**SHORT TASK**
Only the pictures are left out: repeat the rest of the entries exactly.

::: EXTRACTED RECORDS

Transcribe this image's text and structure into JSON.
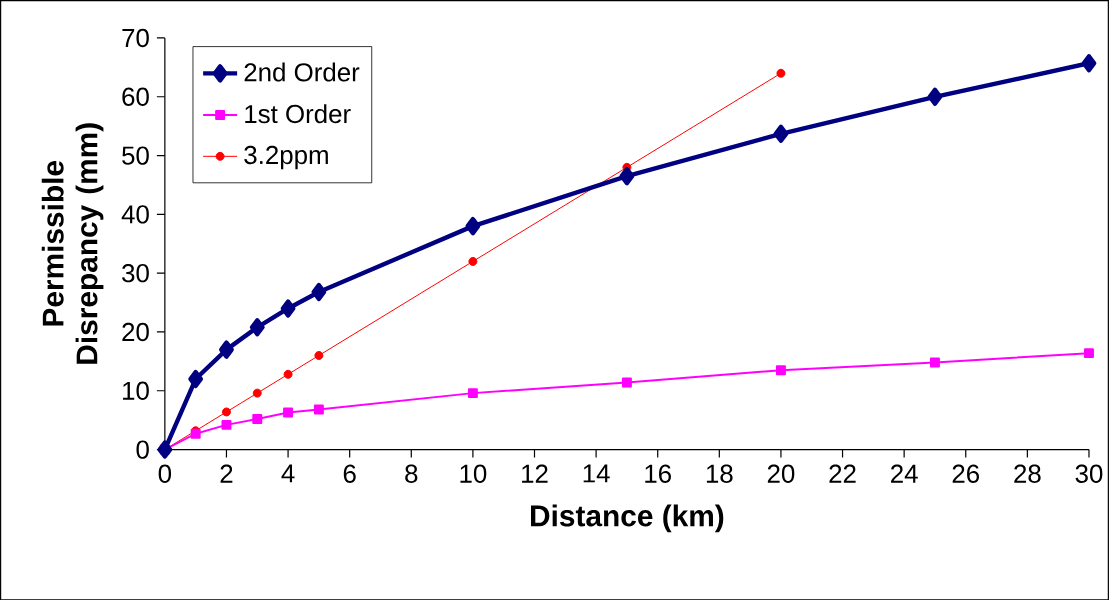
{
  "chart_data": {
    "type": "line",
    "xlabel": "Distance (km)",
    "ylabel": "Permissible Disrepancy (mm)",
    "x": [
      0,
      1,
      2,
      3,
      4,
      5,
      10,
      15,
      20,
      25,
      30
    ],
    "series": [
      {
        "name": "2nd Order",
        "color": "#000080",
        "marker": "diamond",
        "values": [
          0,
          12,
          17,
          20.8,
          24,
          26.8,
          38,
          46.5,
          53.7,
          60,
          65.7
        ]
      },
      {
        "name": "1st Order",
        "color": "#ff00ff",
        "marker": "square",
        "values": [
          0,
          2.7,
          4.2,
          5.2,
          6.3,
          6.8,
          9.6,
          11.4,
          13.5,
          14.8,
          16.4
        ]
      },
      {
        "name": "3.2ppm",
        "color": "#ff0000",
        "marker": "circle",
        "values": [
          0,
          3.2,
          6.4,
          9.6,
          12.8,
          16,
          32,
          48,
          64,
          null,
          null
        ]
      }
    ],
    "xlim": [
      0,
      30
    ],
    "xticks": [
      0,
      2,
      4,
      6,
      8,
      10,
      12,
      14,
      16,
      18,
      20,
      22,
      24,
      26,
      28,
      30
    ],
    "ylim": [
      0,
      70
    ],
    "yticks": [
      0,
      10,
      20,
      30,
      40,
      50,
      60,
      70
    ],
    "grid": false,
    "legend": "top left"
  }
}
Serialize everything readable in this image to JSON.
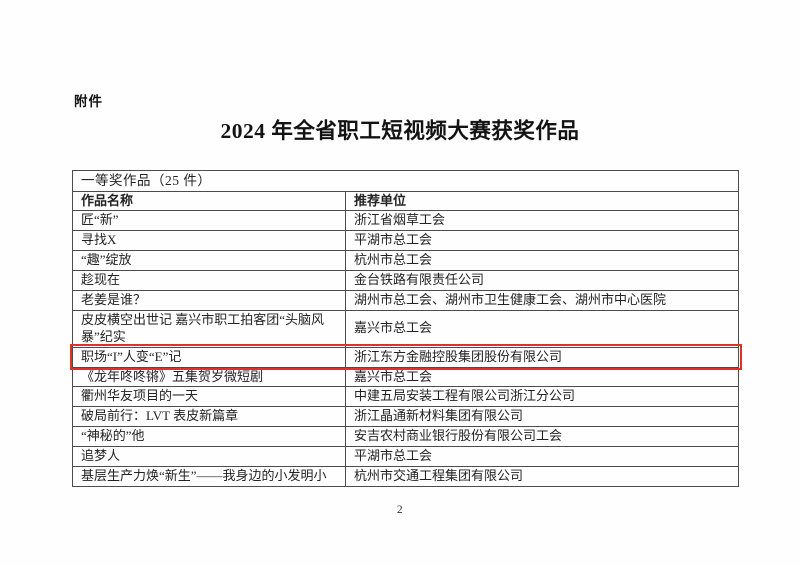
{
  "page": {
    "attachment_label": "附件",
    "title": "2024 年全省职工短视频大赛获奖作品",
    "page_number": "2"
  },
  "colors": {
    "highlight_box_red": "#de3226",
    "table_border": "#4c4c4c",
    "text": "#232323"
  },
  "table": {
    "group_header": "一等奖作品（25 件）",
    "columns": [
      "作品名称",
      "推荐单位"
    ],
    "rows": [
      {
        "name": "匠“新”",
        "unit": "浙江省烟草工会",
        "highlighted": false,
        "wrap": false
      },
      {
        "name": "寻找X",
        "unit": "平湖市总工会",
        "highlighted": false,
        "wrap": false
      },
      {
        "name": "“趣”绽放",
        "unit": "杭州市总工会",
        "highlighted": false,
        "wrap": false
      },
      {
        "name": "趁现在",
        "unit": "金台铁路有限责任公司",
        "highlighted": false,
        "wrap": false
      },
      {
        "name": "老姜是谁？",
        "unit": "湖州市总工会、湖州市卫生健康工会、湖州市中心医院",
        "highlighted": false,
        "wrap": false
      },
      {
        "name": "皮皮横空出世记 嘉兴市职工拍客团“头脑风暴”纪实",
        "unit": "嘉兴市总工会",
        "highlighted": false,
        "wrap": true
      },
      {
        "name": "职场“I”人变“E”记",
        "unit": "浙江东方金融控股集团股份有限公司",
        "highlighted": true,
        "wrap": false
      },
      {
        "name": "《龙年咚咚锵》五集贺岁微短剧",
        "unit": "嘉兴市总工会",
        "highlighted": false,
        "wrap": false
      },
      {
        "name": "衢州华友项目的一天",
        "unit": "中建五局安装工程有限公司浙江分公司",
        "highlighted": false,
        "wrap": false
      },
      {
        "name": "破局前行：LVT 表皮新篇章",
        "unit": "浙江晶通新材料集团有限公司",
        "highlighted": false,
        "wrap": false
      },
      {
        "name": "“神秘的”他",
        "unit": "安吉农村商业银行股份有限公司工会",
        "highlighted": false,
        "wrap": false
      },
      {
        "name": "追梦人",
        "unit": "平湖市总工会",
        "highlighted": false,
        "wrap": false
      },
      {
        "name": "基层生产力焕“新生”——我身边的小发明小",
        "unit": "杭州市交通工程集团有限公司",
        "highlighted": false,
        "wrap": false
      }
    ]
  }
}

::::::

**FULL SOLUTION**
Transcribe this image's text and structure into JSON.
{
  "chart_data": {
    "type": "line",
    "xlabel": "Distance (km)",
    "ylabel": "Permissible Disrepancy (mm)",
    "x": [
      0,
      1,
      2,
      3,
      4,
      5,
      10,
      15,
      20,
      25,
      30
    ],
    "series": [
      {
        "name": "2nd Order",
        "color": "#000080",
        "marker": "diamond",
        "values": [
          0,
          12,
          17,
          20.8,
          24,
          26.8,
          38,
          46.5,
          53.7,
          60,
          65.7
        ]
      },
      {
        "name": "1st Order",
        "color": "#ff00ff",
        "marker": "square",
        "values": [
          0,
          2.7,
          4.2,
          5.2,
          6.3,
          6.8,
          9.6,
          11.4,
          13.5,
          14.8,
          16.4
        ]
      },
      {
        "name": "3.2ppm",
        "color": "#ff0000",
        "marker": "circle",
        "values": [
          0,
          3.2,
          6.4,
          9.6,
          12.8,
          16,
          32,
          48,
          64,
          null,
          null
        ]
      }
    ],
    "xlim": [
      0,
      30
    ],
    "xticks": [
      0,
      2,
      4,
      6,
      8,
      10,
      12,
      14,
      16,
      18,
      20,
      22,
      24,
      26,
      28,
      30
    ],
    "ylim": [
      0,
      70
    ],
    "yticks": [
      0,
      10,
      20,
      30,
      40,
      50,
      60,
      70
    ],
    "grid": false,
    "legend": "top left"
  }
}
Serialize everything readable in this image to JSON.
{
  "page": {
    "attachment_label": "附件",
    "title": "2024 年全省职工短视频大赛获奖作品",
    "page_number": "2"
  },
  "colors": {
    "highlight_box_red": "#de3226",
    "table_border": "#4c4c4c",
    "text": "#232323"
  },
  "table": {
    "group_header": "一等奖作品（25 件）",
    "columns": [
      "作品名称",
      "推荐单位"
    ],
    "rows": [
      {
        "name": "匠“新”",
        "unit": "浙江省烟草工会",
        "highlighted": false,
        "wrap": false
      },
      {
        "name": "寻找X",
        "unit": "平湖市总工会",
        "highlighted": false,
        "wrap": false
      },
      {
        "name": "“趣”绽放",
        "unit": "杭州市总工会",
        "highlighted": false,
        "wrap": false
      },
      {
        "name": "趁现在",
        "unit": "金台铁路有限责任公司",
        "highlighted": false,
        "wrap": false
      },
      {
        "name": "老姜是谁？",
        "unit": "湖州市总工会、湖州市卫生健康工会、湖州市中心医院",
        "highlighted": false,
        "wrap": false
      },
      {
        "name": "皮皮横空出世记 嘉兴市职工拍客团“头脑风暴”纪实",
        "unit": "嘉兴市总工会",
        "highlighted": false,
        "wrap": true
      },
      {
        "name": "职场“I”人变“E”记",
        "unit": "浙江东方金融控股集团股份有限公司",
        "highlighted": true,
        "wrap": false
      },
      {
        "name": "《龙年咚咚锵》五集贺岁微短剧",
        "unit": "嘉兴市总工会",
        "highlighted": false,
        "wrap": false
      },
      {
        "name": "衢州华友项目的一天",
        "unit": "中建五局安装工程有限公司浙江分公司",
        "highlighted": false,
        "wrap": false
      },
      {
        "name": "破局前行：LVT 表皮新篇章",
        "unit": "浙江晶通新材料集团有限公司",
        "highlighted": false,
        "wrap": false
      },
      {
        "name": "“神秘的”他",
        "unit": "安吉农村商业银行股份有限公司工会",
        "highlighted": false,
        "wrap": false
      },
      {
        "name": "追梦人",
        "unit": "平湖市总工会",
        "highlighted": false,
        "wrap": false
      },
      {
        "name": "基层生产力焕“新生”——我身边的小发明小",
        "unit": "杭州市交通工程集团有限公司",
        "highlighted": false,
        "wrap": false
      }
    ]
  }
}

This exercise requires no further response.